Exercise requirements
Search the listing below for "offset". Copy each matching line.

Records supplied
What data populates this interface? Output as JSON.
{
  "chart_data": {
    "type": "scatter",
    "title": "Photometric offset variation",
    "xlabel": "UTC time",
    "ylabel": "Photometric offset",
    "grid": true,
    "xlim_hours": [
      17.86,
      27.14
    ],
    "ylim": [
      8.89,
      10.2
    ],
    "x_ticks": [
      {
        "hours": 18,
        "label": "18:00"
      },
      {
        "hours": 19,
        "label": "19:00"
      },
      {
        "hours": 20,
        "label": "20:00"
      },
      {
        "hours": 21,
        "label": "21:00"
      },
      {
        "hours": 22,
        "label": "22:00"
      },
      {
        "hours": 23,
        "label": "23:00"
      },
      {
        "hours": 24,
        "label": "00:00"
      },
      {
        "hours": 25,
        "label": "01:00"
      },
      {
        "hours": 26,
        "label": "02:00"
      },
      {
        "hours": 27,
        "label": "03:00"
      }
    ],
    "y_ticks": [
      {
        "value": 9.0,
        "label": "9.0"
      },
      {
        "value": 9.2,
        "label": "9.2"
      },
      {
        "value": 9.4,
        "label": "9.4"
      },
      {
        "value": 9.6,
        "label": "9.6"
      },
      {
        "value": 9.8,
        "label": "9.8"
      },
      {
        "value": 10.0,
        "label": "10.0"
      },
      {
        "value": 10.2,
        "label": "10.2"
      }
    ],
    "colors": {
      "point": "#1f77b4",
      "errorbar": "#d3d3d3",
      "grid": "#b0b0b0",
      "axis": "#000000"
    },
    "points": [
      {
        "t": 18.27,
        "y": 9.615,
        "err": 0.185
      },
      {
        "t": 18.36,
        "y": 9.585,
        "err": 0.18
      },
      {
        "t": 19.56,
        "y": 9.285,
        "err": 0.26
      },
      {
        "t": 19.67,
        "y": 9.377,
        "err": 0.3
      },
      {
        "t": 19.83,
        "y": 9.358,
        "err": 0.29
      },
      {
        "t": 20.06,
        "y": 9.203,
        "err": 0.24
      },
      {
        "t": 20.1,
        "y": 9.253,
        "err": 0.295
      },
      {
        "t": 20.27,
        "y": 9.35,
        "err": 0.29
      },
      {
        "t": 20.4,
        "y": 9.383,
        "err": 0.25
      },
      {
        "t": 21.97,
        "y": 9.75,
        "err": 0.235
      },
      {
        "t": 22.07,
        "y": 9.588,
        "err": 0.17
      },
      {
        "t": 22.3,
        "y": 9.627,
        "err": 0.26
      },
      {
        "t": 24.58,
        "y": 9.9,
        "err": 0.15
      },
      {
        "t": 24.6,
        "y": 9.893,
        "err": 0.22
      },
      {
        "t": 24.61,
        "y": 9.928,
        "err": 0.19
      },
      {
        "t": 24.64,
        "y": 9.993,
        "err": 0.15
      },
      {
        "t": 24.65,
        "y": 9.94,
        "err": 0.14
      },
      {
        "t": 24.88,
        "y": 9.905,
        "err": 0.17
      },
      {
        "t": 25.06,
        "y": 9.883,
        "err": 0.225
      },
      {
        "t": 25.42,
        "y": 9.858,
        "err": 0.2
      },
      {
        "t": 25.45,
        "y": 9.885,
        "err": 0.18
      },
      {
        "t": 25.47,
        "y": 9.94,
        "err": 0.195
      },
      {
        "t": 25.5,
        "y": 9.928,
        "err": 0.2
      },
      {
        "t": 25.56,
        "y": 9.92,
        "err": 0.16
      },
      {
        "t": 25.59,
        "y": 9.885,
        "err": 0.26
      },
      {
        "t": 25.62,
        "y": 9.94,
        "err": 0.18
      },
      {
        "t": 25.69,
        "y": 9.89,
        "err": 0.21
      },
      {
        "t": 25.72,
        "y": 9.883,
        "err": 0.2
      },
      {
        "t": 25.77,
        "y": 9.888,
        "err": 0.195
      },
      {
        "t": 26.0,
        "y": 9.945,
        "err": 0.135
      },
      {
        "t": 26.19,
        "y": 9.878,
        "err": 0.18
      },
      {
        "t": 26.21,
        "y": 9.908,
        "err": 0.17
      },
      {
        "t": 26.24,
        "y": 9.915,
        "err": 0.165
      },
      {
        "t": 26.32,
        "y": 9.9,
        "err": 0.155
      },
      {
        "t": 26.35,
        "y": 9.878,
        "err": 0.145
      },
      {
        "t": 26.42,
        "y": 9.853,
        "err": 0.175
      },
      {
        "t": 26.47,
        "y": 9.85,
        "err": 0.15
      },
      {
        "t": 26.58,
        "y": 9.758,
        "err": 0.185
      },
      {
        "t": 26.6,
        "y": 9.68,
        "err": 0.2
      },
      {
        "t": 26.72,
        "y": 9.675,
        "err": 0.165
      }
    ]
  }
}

Task response
    "title": "Photometric offset variation",
    "ylabel": "Photometric offset",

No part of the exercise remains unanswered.